[Figure dataset records]
-- start --
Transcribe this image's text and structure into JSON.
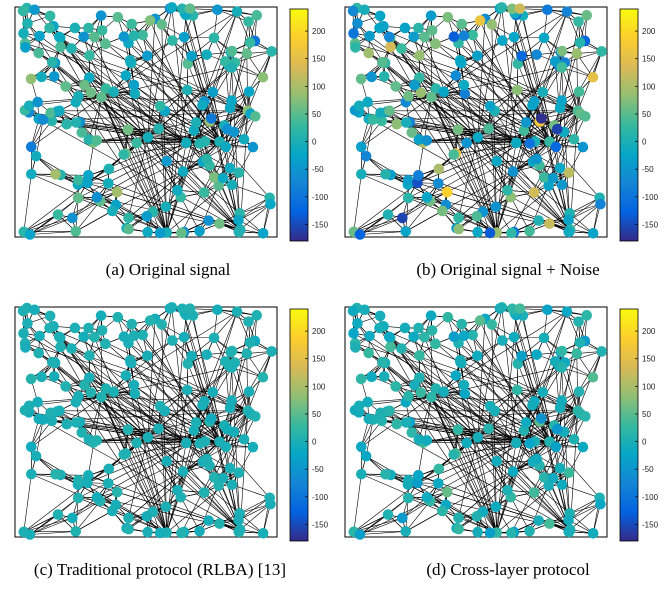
{
  "colors": {
    "colormap": "parula",
    "parula_stops": [
      "#352a87",
      "#0363e1",
      "#1485d4",
      "#06a7c6",
      "#38b99e",
      "#92bf73",
      "#d9ba56",
      "#fcce2e",
      "#f9fb0e"
    ],
    "edge": "#000000",
    "frame": "#000000"
  },
  "chart_data": [
    {
      "type": "scatter",
      "subtype": "graph-signal",
      "caption": "(a) Original signal",
      "colorbar": {
        "range": [
          -180,
          240
        ],
        "ticks": [
          200,
          150,
          100,
          50,
          0,
          -50,
          -100,
          -150
        ],
        "tick_labels": [
          "200",
          "150",
          "100",
          "50",
          "0",
          "-50",
          "-100",
          "-150"
        ]
      },
      "signal_spread": 1.0
    },
    {
      "type": "scatter",
      "subtype": "graph-signal",
      "caption": "(b) Original signal + Noise",
      "colorbar": {
        "range": [
          -180,
          240
        ],
        "ticks": [
          200,
          150,
          100,
          50,
          0,
          -50,
          -100,
          -150
        ],
        "tick_labels": [
          "200",
          "150",
          "100",
          "50",
          "0",
          "-50",
          "-100",
          "-150"
        ]
      },
      "signal_spread": 1.9
    },
    {
      "type": "scatter",
      "subtype": "graph-signal",
      "caption": "(c) Traditional protocol (RLBA) [13]",
      "colorbar": {
        "range": [
          -180,
          240
        ],
        "ticks": [
          200,
          150,
          100,
          50,
          0,
          -50,
          -100,
          -150
        ],
        "tick_labels": [
          "200",
          "150",
          "100",
          "50",
          "0",
          "-50",
          "-100",
          "-150"
        ]
      },
      "signal_spread": 0.12
    },
    {
      "type": "scatter",
      "subtype": "graph-signal",
      "caption": "(d) Cross-layer protocol",
      "colorbar": {
        "range": [
          -180,
          240
        ],
        "ticks": [
          200,
          150,
          100,
          50,
          0,
          -50,
          -100,
          -150
        ],
        "tick_labels": [
          "200",
          "150",
          "100",
          "50",
          "0",
          "-50",
          "-100",
          "-150"
        ]
      },
      "signal_spread": 0.45
    }
  ]
}
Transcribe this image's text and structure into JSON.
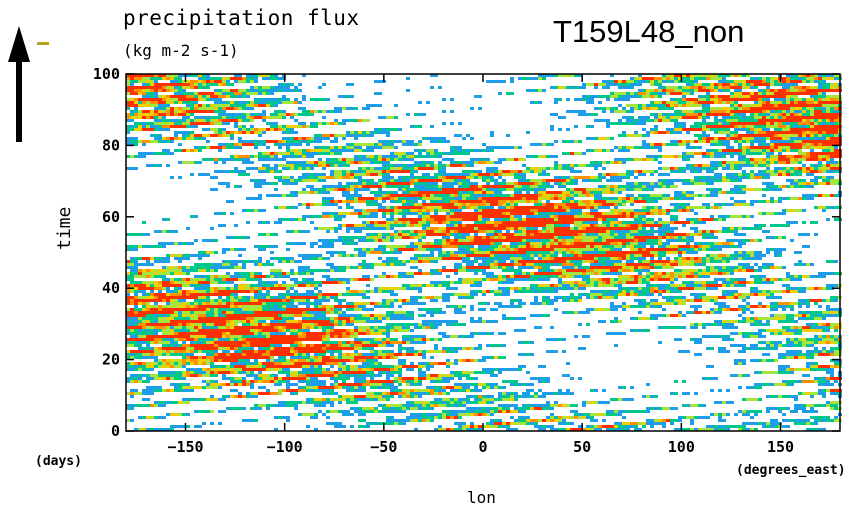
{
  "chart_data": {
    "type": "heatmap",
    "title": "precipitation flux",
    "units": "(kg m-2 s-1)",
    "run_label": "T159L48_non",
    "ylabel": "time",
    "xlabel": "lon",
    "y_units": "(days)",
    "x_units": "(degrees_east)",
    "xlim": [
      -180,
      180
    ],
    "ylim": [
      0,
      100
    ],
    "x_ticks": [
      -150,
      -100,
      -50,
      0,
      50,
      100,
      150
    ],
    "y_ticks": [
      0,
      20,
      40,
      60,
      80,
      100
    ],
    "x_tick_labels": [
      "−150",
      "−100",
      "−50",
      "0",
      "50",
      "100",
      "150"
    ],
    "y_tick_labels": [
      "0",
      "20",
      "40",
      "60",
      "80",
      "100"
    ],
    "contour_colors": [
      "#ffffff",
      "#1e9ee8",
      "#00c88c",
      "#a6e63c",
      "#f0d000",
      "#ff9000",
      "#ff3000"
    ],
    "pattern": "eastward-propagating precipitation streaks (slanted bands, Hovmoller diagram)"
  },
  "colors": {
    "arrow": "#000000",
    "header_dash": "#b8a020",
    "axis": "#000000"
  }
}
-- end --
Given problem » None of the pictures should appear; repeat the records exactly otherwise.

Answer for the task »
Transcribe this image's text and structure into JSON.
{
  "colors": {
    "colormap": "parula",
    "parula_stops": [
      "#352a87",
      "#0363e1",
      "#1485d4",
      "#06a7c6",
      "#38b99e",
      "#92bf73",
      "#d9ba56",
      "#fcce2e",
      "#f9fb0e"
    ],
    "edge": "#000000",
    "frame": "#000000"
  },
  "chart_data": [
    {
      "type": "scatter",
      "subtype": "graph-signal",
      "caption": "(a) Original signal",
      "colorbar": {
        "range": [
          -180,
          240
        ],
        "ticks": [
          200,
          150,
          100,
          50,
          0,
          -50,
          -100,
          -150
        ],
        "tick_labels": [
          "200",
          "150",
          "100",
          "50",
          "0",
          "-50",
          "-100",
          "-150"
        ]
      },
      "signal_spread": 1.0
    },
    {
      "type": "scatter",
      "subtype": "graph-signal",
      "caption": "(b) Original signal + Noise",
      "colorbar": {
        "range": [
          -180,
          240
        ],
        "ticks": [
          200,
          150,
          100,
          50,
          0,
          -50,
          -100,
          -150
        ],
        "tick_labels": [
          "200",
          "150",
          "100",
          "50",
          "0",
          "-50",
          "-100",
          "-150"
        ]
      },
      "signal_spread": 1.9
    },
    {
      "type": "scatter",
      "subtype": "graph-signal",
      "caption": "(c) Traditional protocol (RLBA) [13]",
      "colorbar": {
        "range": [
          -180,
          240
        ],
        "ticks": [
          200,
          150,
          100,
          50,
          0,
          -50,
          -100,
          -150
        ],
        "tick_labels": [
          "200",
          "150",
          "100",
          "50",
          "0",
          "-50",
          "-100",
          "-150"
        ]
      },
      "signal_spread": 0.12
    },
    {
      "type": "scatter",
      "subtype": "graph-signal",
      "caption": "(d) Cross-layer protocol",
      "colorbar": {
        "range": [
          -180,
          240
        ],
        "ticks": [
          200,
          150,
          100,
          50,
          0,
          -50,
          -100,
          -150
        ],
        "tick_labels": [
          "200",
          "150",
          "100",
          "50",
          "0",
          "-50",
          "-100",
          "-150"
        ]
      },
      "signal_spread": 0.45
    }
  ]
}
Transcribe this image's text and structure into JSON.
{
  "chart_data": {
    "type": "heatmap",
    "title": "precipitation flux",
    "units": "(kg m-2 s-1)",
    "run_label": "T159L48_non",
    "ylabel": "time",
    "xlabel": "lon",
    "y_units": "(days)",
    "x_units": "(degrees_east)",
    "xlim": [
      -180,
      180
    ],
    "ylim": [
      0,
      100
    ],
    "x_ticks": [
      -150,
      -100,
      -50,
      0,
      50,
      100,
      150
    ],
    "y_ticks": [
      0,
      20,
      40,
      60,
      80,
      100
    ],
    "x_tick_labels": [
      "−150",
      "−100",
      "−50",
      "0",
      "50",
      "100",
      "150"
    ],
    "y_tick_labels": [
      "0",
      "20",
      "40",
      "60",
      "80",
      "100"
    ],
    "contour_colors": [
      "#ffffff",
      "#1e9ee8",
      "#00c88c",
      "#a6e63c",
      "#f0d000",
      "#ff9000",
      "#ff3000"
    ],
    "pattern": "eastward-propagating precipitation streaks (slanted bands, Hovmoller diagram)"
  },
  "colors": {
    "arrow": "#000000",
    "header_dash": "#b8a020",
    "axis": "#000000"
  }
}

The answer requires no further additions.